Exercise prompt |
Every entry must be repeated exactly. Exclude all pictures.

### Records for processing

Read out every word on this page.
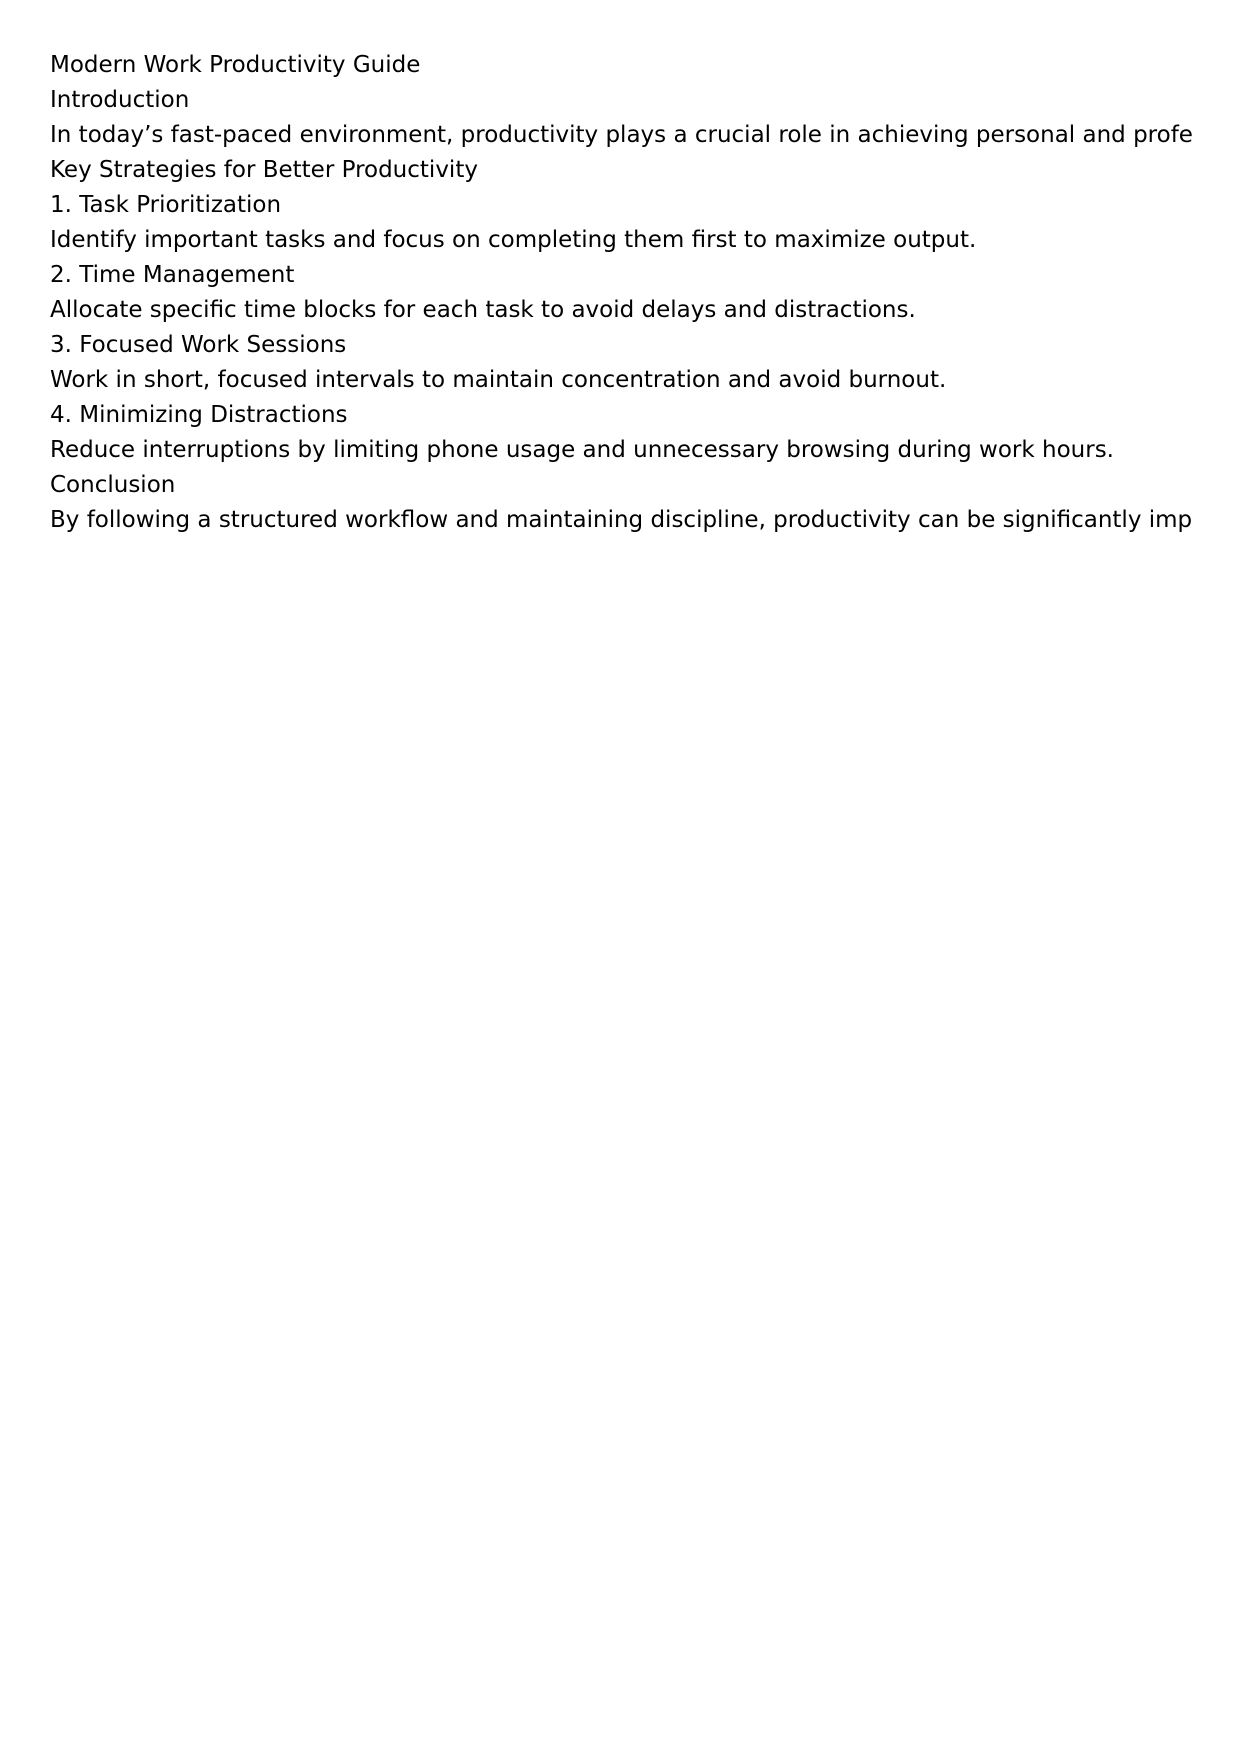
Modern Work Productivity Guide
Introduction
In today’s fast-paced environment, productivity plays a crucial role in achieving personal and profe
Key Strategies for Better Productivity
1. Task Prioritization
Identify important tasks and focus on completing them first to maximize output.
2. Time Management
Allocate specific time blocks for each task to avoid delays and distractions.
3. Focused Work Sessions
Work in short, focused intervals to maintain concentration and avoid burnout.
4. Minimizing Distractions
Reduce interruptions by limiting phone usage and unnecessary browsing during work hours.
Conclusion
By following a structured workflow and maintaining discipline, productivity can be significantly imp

######

Solution to the problem |
Read out every word on this page.
Modern Work Productivity Guide
Introduction
In today’s fast-paced environment, productivity plays a crucial role in achieving personal and profe
Key Strategies for Better Productivity
1. Task Prioritization
Identify important tasks and focus on completing them first to maximize output.
2. Time Management
Allocate specific time blocks for each task to avoid delays and distractions.
3. Focused Work Sessions
Work in short, focused intervals to maintain concentration and avoid burnout.
4. Minimizing Distractions
Reduce interruptions by limiting phone usage and unnecessary browsing during work hours.
Conclusion
By following a structured workflow and maintaining discipline, productivity can be significantly imp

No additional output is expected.